─── INPUT DATA

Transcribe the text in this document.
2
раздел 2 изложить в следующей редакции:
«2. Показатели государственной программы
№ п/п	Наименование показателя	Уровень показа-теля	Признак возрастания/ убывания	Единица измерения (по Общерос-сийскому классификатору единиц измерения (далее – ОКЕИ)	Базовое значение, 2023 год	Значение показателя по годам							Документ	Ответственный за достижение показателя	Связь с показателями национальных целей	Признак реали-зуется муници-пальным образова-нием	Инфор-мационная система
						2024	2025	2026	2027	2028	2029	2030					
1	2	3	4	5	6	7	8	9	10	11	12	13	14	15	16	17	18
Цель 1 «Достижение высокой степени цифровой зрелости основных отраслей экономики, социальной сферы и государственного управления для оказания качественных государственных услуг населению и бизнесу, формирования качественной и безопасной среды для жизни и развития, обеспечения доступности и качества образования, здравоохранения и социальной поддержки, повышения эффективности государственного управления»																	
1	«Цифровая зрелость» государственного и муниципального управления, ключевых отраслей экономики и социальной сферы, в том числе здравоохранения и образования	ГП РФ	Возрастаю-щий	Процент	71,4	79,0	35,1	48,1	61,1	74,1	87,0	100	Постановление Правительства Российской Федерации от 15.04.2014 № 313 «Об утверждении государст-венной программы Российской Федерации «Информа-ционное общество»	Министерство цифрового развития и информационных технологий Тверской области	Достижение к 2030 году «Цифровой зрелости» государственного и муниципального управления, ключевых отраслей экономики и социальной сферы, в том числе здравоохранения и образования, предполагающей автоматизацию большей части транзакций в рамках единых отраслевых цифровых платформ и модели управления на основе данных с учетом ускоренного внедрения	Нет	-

──────

## EXERCISE
Extract each entry in full and write it down exactly.

## SOLUTION TO THIS TASK
Transcribe the text in this document.
2
раздел 2 изложить в следующей редакции:
«2. Показатели государственной программы
№ п/п	Наименование показателя	Уровень показа-теля	Признак возрастания/ убывания	Единица измерения (по Общерос-сийскому классификатору единиц измерения (далее – ОКЕИ)	Базовое значение, 2023 год	Значение показателя по годам							Документ	Ответственный за достижение показателя	Связь с показателями национальных целей	Признак реали-зуется муници-пальным образова-нием	Инфор-мационная система
						2024	2025	2026	2027	2028	2029	2030					
1	2	3	4	5	6	7	8	9	10	11	12	13	14	15	16	17	18
Цель 1 «Достижение высокой степени цифровой зрелости основных отраслей экономики, социальной сферы и государственного управления для оказания качественных государственных услуг населению и бизнесу, формирования качественной и безопасной среды для жизни и развития, обеспечения доступности и качества образования, здравоохранения и социальной поддержки, повышения эффективности государственного управления»																	
1	«Цифровая зрелость» государственного и муниципального управления, ключевых отраслей экономики и социальной сферы, в том числе здравоохранения и образования	ГП РФ	Возрастаю-щий	Процент	71,4	79,0	35,1	48,1	61,1	74,1	87,0	100	Постановление Правительства Российской Федерации от 15.04.2014 № 313 «Об утверждении государст-венной программы Российской Федерации «Информа-ционное общество»	Министерство цифрового развития и информационных технологий Тверской области	Достижение к 2030 году «Цифровой зрелости» государственного и муниципального управления, ключевых отраслей экономики и социальной сферы, в том числе здравоохранения и образования, предполагающей автоматизацию большей части транзакций в рамках единых отраслевых цифровых платформ и модели управления на основе данных с учетом ускоренного внедрения	Нет	-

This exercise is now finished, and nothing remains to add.